• **ACTION ITEM**: Give a bare count of the lines with "from" in the material below.

• **DATA EXTRACT**:
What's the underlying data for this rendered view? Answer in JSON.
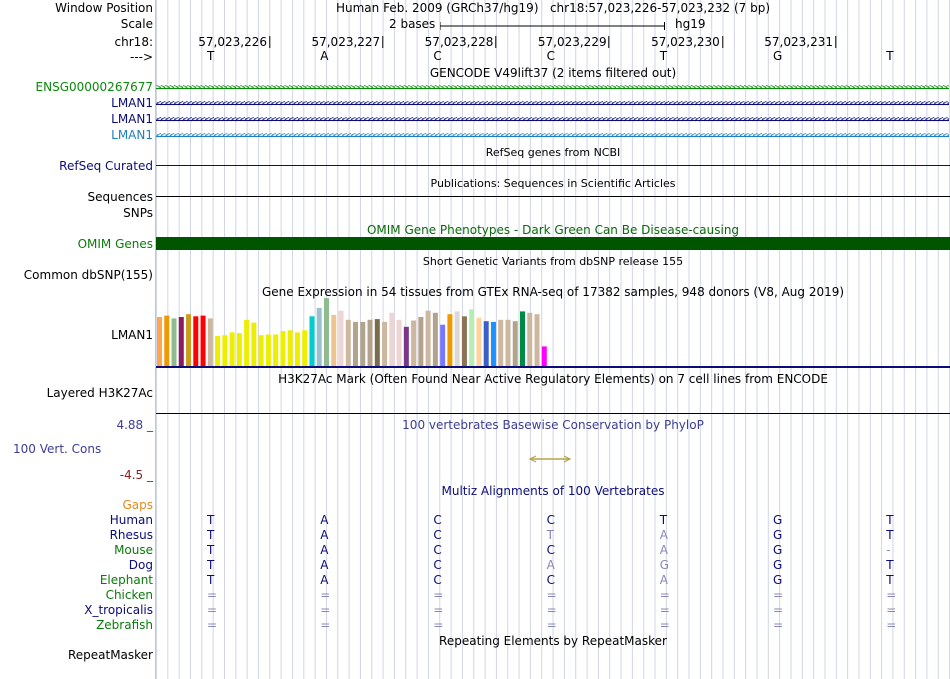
{
  "header": {
    "window_position_label": "Window Position",
    "window_position_value": "Human Feb. 2009 (GRCh37/hg19)   chr18:57,023,226-57,023,232 (7 bp)",
    "scale_label": "Scale",
    "scale_value": "2 bases",
    "scale_assembly": "hg19",
    "chrom_label": "chr18:",
    "strand_label": "--->",
    "positions": [
      "57,023,226",
      "57,023,227",
      "57,023,228",
      "57,023,229",
      "57,023,230",
      "57,023,231"
    ],
    "bases": [
      "T",
      "A",
      "C",
      "C",
      "T",
      "G",
      "T"
    ]
  },
  "gencode": {
    "title": "GENCODE V49lift37 (2 items filtered out)",
    "tracks": [
      {
        "name": "ENSG00000267677",
        "direction": "forward",
        "color": "#0a8a0a"
      },
      {
        "name": "LMAN1",
        "direction": "reverse",
        "color": "#0c0c78"
      },
      {
        "name": "LMAN1",
        "direction": "reverse",
        "color": "#0c0c78"
      },
      {
        "name": "LMAN1",
        "direction": "reverse",
        "color": "#1f7fbf"
      }
    ]
  },
  "refseq": {
    "title": "RefSeq genes from NCBI",
    "label": "RefSeq Curated"
  },
  "publications": {
    "title": "Publications: Sequences in Scientific Articles",
    "label1": "Sequences",
    "label2": "SNPs"
  },
  "omim": {
    "title": "OMIM Gene Phenotypes - Dark Green Can Be Disease-causing",
    "label": "OMIM Genes"
  },
  "dbsnp": {
    "title": "Short Genetic Variants from dbSNP release 155",
    "label": "Common dbSNP(155)"
  },
  "gtex": {
    "title": "Gene Expression in 54 tissues from GTEx RNA-seq of 17382 samples, 948 donors (V8, Aug 2019)",
    "label": "LMAN1",
    "bars": [
      {
        "v": 0.7,
        "c": "#ffa54f"
      },
      {
        "v": 0.72,
        "c": "#ee9a00"
      },
      {
        "v": 0.68,
        "c": "#8fbc8f"
      },
      {
        "v": 0.7,
        "c": "#8b1c62"
      },
      {
        "v": 0.74,
        "c": "#cd9b1d"
      },
      {
        "v": 0.71,
        "c": "#ff0000"
      },
      {
        "v": 0.72,
        "c": "#ff0000"
      },
      {
        "v": 0.68,
        "c": "#cdb79e"
      },
      {
        "v": 0.43,
        "c": "#eeee00"
      },
      {
        "v": 0.44,
        "c": "#eeee00"
      },
      {
        "v": 0.48,
        "c": "#eeee00"
      },
      {
        "v": 0.47,
        "c": "#eeee00"
      },
      {
        "v": 0.66,
        "c": "#eeee00"
      },
      {
        "v": 0.62,
        "c": "#eeee00"
      },
      {
        "v": 0.44,
        "c": "#eeee00"
      },
      {
        "v": 0.45,
        "c": "#eeee00"
      },
      {
        "v": 0.45,
        "c": "#eeee00"
      },
      {
        "v": 0.5,
        "c": "#eeee00"
      },
      {
        "v": 0.51,
        "c": "#eeee00"
      },
      {
        "v": 0.48,
        "c": "#eeee00"
      },
      {
        "v": 0.51,
        "c": "#eeee00"
      },
      {
        "v": 0.71,
        "c": "#00cdcd"
      },
      {
        "v": 0.83,
        "c": "#9ac0cd"
      },
      {
        "v": 0.97,
        "c": "#8fbc8f"
      },
      {
        "v": 0.73,
        "c": "#eec591"
      },
      {
        "v": 0.79,
        "c": "#eed5d2"
      },
      {
        "v": 0.66,
        "c": "#cdb79e"
      },
      {
        "v": 0.63,
        "c": "#b4a38c"
      },
      {
        "v": 0.63,
        "c": "#b4a38c"
      },
      {
        "v": 0.66,
        "c": "#b4a38c"
      },
      {
        "v": 0.67,
        "c": "#7a6a4e"
      },
      {
        "v": 0.63,
        "c": "#cdb79e"
      },
      {
        "v": 0.76,
        "c": "#eed5d2"
      },
      {
        "v": 0.66,
        "c": "#eed5d2"
      },
      {
        "v": 0.56,
        "c": "#7a378b"
      },
      {
        "v": 0.65,
        "c": "#cdb79e"
      },
      {
        "v": 0.7,
        "c": "#b4a38c"
      },
      {
        "v": 0.79,
        "c": "#cdb79e"
      },
      {
        "v": 0.76,
        "c": "#b4a38c"
      },
      {
        "v": 0.59,
        "c": "#7777ff"
      },
      {
        "v": 0.74,
        "c": "#ee9a00"
      },
      {
        "v": 0.78,
        "c": "#d9d9d9"
      },
      {
        "v": 0.71,
        "c": "#8b7355"
      },
      {
        "v": 0.81,
        "c": "#b4eeb4"
      },
      {
        "v": 0.69,
        "c": "#ffd39b"
      },
      {
        "v": 0.64,
        "c": "#3a5fcd"
      },
      {
        "v": 0.63,
        "c": "#1e90ff"
      },
      {
        "v": 0.66,
        "c": "#cdb79e"
      },
      {
        "v": 0.66,
        "c": "#cdb79e"
      },
      {
        "v": 0.64,
        "c": "#b4a38c"
      },
      {
        "v": 0.78,
        "c": "#008b45"
      },
      {
        "v": 0.76,
        "c": "#cdb79e"
      },
      {
        "v": 0.74,
        "c": "#cdb79e"
      },
      {
        "v": 0.28,
        "c": "#ff00ff"
      }
    ]
  },
  "h3k27ac": {
    "title": "H3K27Ac Mark (Often Found Near Active Regulatory Elements) on 7 cell lines from ENCODE",
    "label": "Layered H3K27Ac"
  },
  "phylop": {
    "title": "100 vertebrates Basewise Conservation by PhyloP",
    "label": "100 Vert. Cons",
    "ymax": "4.88 _",
    "ymin": "-4.5 _"
  },
  "multiz": {
    "title": "Multiz Alignments of 100 Vertebrates",
    "gaps_label": "Gaps",
    "species": [
      {
        "name": "Human",
        "name_color": "#0c0c78",
        "bases": [
          [
            "T",
            "#0c0c78"
          ],
          [
            "A",
            "#0c0c78"
          ],
          [
            "C",
            "#0c0c78"
          ],
          [
            "C",
            "#0c0c78"
          ],
          [
            "T",
            "#0c0c78"
          ],
          [
            "G",
            "#0c0c78"
          ],
          [
            "T",
            "#0c0c78"
          ]
        ]
      },
      {
        "name": "Rhesus",
        "name_color": "#0c0c78",
        "bases": [
          [
            "T",
            "#0c0c78"
          ],
          [
            "A",
            "#0c0c78"
          ],
          [
            "C",
            "#0c0c78"
          ],
          [
            "T",
            "#8888b8"
          ],
          [
            "A",
            "#8888b8"
          ],
          [
            "G",
            "#0c0c78"
          ],
          [
            "T",
            "#0c0c78"
          ]
        ]
      },
      {
        "name": "Mouse",
        "name_color": "#0a7a0a",
        "bases": [
          [
            "T",
            "#0c0c78"
          ],
          [
            "A",
            "#0c0c78"
          ],
          [
            "C",
            "#0c0c78"
          ],
          [
            "C",
            "#0c0c78"
          ],
          [
            "A",
            "#8888b8"
          ],
          [
            "G",
            "#0c0c78"
          ],
          [
            "-",
            "#8888b8"
          ]
        ]
      },
      {
        "name": "Dog",
        "name_color": "#0c0c78",
        "bases": [
          [
            "T",
            "#0c0c78"
          ],
          [
            "A",
            "#0c0c78"
          ],
          [
            "C",
            "#0c0c78"
          ],
          [
            "A",
            "#8888b8"
          ],
          [
            "G",
            "#8888b8"
          ],
          [
            "G",
            "#0c0c78"
          ],
          [
            "T",
            "#0c0c78"
          ]
        ]
      },
      {
        "name": "Elephant",
        "name_color": "#0a7a0a",
        "bases": [
          [
            "T",
            "#0c0c78"
          ],
          [
            "A",
            "#0c0c78"
          ],
          [
            "C",
            "#0c0c78"
          ],
          [
            "C",
            "#0c0c78"
          ],
          [
            "A",
            "#8888b8"
          ],
          [
            "G",
            "#0c0c78"
          ],
          [
            "T",
            "#0c0c78"
          ]
        ]
      },
      {
        "name": "Chicken",
        "name_color": "#0a7a0a",
        "bases": [
          [
            "=",
            "#8888b8"
          ],
          [
            "=",
            "#8888b8"
          ],
          [
            "=",
            "#8888b8"
          ],
          [
            "=",
            "#8888b8"
          ],
          [
            "=",
            "#8888b8"
          ],
          [
            "=",
            "#8888b8"
          ],
          [
            "=",
            "#8888b8"
          ]
        ]
      },
      {
        "name": "X_tropicalis",
        "name_color": "#0c0c78",
        "bases": [
          [
            "=",
            "#8888b8"
          ],
          [
            "=",
            "#8888b8"
          ],
          [
            "=",
            "#8888b8"
          ],
          [
            "=",
            "#8888b8"
          ],
          [
            "=",
            "#8888b8"
          ],
          [
            "=",
            "#8888b8"
          ],
          [
            "=",
            "#8888b8"
          ]
        ]
      },
      {
        "name": "Zebrafish",
        "name_color": "#0a7a0a",
        "bases": [
          [
            "=",
            "#8888b8"
          ],
          [
            "=",
            "#8888b8"
          ],
          [
            "=",
            "#8888b8"
          ],
          [
            "=",
            "#8888b8"
          ],
          [
            "=",
            "#8888b8"
          ],
          [
            "=",
            "#8888b8"
          ],
          [
            "=",
            "#8888b8"
          ]
        ]
      }
    ]
  },
  "repeatmasker": {
    "title": "Repeating Elements by RepeatMasker",
    "label": "RepeatMasker"
  },
  "colors": {
    "omim_bar": "#005500",
    "navy": "#0c0c78",
    "grid": "#cfd6e6",
    "sidebar_line": "#ff9999"
  }
}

• **EXERCISE RESULT**: 4